** start of Material provided **

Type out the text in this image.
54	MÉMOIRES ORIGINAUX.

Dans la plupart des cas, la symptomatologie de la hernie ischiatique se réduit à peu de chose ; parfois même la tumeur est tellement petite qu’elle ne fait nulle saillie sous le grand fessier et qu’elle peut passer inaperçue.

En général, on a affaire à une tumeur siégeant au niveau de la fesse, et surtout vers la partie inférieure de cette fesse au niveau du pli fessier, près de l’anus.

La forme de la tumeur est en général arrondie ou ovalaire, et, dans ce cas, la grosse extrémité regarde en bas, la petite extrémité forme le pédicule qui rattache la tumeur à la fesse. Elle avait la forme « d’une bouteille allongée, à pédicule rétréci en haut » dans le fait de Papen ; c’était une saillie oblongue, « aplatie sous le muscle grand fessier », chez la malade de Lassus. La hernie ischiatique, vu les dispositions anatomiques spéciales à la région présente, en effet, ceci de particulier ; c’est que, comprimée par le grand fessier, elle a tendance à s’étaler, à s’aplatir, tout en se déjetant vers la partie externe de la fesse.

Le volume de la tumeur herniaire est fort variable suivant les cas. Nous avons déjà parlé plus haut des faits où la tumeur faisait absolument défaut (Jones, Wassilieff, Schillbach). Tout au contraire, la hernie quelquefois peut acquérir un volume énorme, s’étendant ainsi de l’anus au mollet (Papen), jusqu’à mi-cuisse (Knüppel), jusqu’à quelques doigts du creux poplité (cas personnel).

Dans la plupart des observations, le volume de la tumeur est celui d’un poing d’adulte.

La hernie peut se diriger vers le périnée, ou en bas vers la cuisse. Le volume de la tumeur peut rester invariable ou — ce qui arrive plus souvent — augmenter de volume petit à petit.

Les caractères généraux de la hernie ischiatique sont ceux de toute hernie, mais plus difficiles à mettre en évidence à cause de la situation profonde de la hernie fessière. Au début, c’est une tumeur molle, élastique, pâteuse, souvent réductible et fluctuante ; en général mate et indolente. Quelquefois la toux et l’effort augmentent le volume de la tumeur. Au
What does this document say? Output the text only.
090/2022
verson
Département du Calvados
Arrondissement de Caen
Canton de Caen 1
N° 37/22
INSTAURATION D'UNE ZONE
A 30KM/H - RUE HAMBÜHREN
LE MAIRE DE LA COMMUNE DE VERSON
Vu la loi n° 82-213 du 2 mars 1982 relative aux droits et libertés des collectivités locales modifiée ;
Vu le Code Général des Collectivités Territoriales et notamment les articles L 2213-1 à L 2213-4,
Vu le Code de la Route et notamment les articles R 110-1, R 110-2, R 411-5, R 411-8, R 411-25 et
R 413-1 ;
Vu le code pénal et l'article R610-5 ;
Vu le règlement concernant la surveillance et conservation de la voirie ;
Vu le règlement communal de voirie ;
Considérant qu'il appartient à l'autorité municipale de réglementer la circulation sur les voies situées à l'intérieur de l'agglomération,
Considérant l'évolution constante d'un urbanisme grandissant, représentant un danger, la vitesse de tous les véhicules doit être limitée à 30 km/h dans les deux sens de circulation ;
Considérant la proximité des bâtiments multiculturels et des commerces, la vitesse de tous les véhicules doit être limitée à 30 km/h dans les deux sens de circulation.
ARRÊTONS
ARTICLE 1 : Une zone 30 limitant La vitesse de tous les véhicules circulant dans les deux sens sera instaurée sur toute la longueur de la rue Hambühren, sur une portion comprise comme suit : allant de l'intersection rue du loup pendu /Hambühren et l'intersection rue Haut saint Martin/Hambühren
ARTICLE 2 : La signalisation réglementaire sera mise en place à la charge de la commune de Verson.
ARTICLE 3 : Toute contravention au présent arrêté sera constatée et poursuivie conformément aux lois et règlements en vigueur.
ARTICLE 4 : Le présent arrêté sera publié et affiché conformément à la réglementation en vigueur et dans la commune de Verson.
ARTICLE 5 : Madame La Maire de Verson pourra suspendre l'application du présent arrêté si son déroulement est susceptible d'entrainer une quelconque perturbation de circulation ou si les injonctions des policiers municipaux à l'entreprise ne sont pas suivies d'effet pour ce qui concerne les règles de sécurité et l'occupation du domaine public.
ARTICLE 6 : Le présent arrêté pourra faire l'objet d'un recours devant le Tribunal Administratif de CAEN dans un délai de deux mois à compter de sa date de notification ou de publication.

** end of Material provided **

Written problem — Track down every line of the material containing the string "sera", and copy it.

Result of the task —
ARTICLE 1 : Une zone 30 limitant La vitesse de tous les véhicules circulant dans les deux sens sera instaurée sur toute la longueur de la rue Hambühren, sur une portion comprise comme suit : allant de l'intersection rue du loup pendu /Hambühren et l'intersection rue Haut saint Martin/Hambühren
ARTICLE 2 : La signalisation réglementaire sera mise en place à la charge de la commune de Verson.
ARTICLE 3 : Toute contravention au présent arrêté sera constatée et poursuivie conformément aux lois et règlements en vigueur.
ARTICLE 4 : Le présent arrêté sera publié et affiché conformément à la réglementation en vigueur et dans la commune de Verson.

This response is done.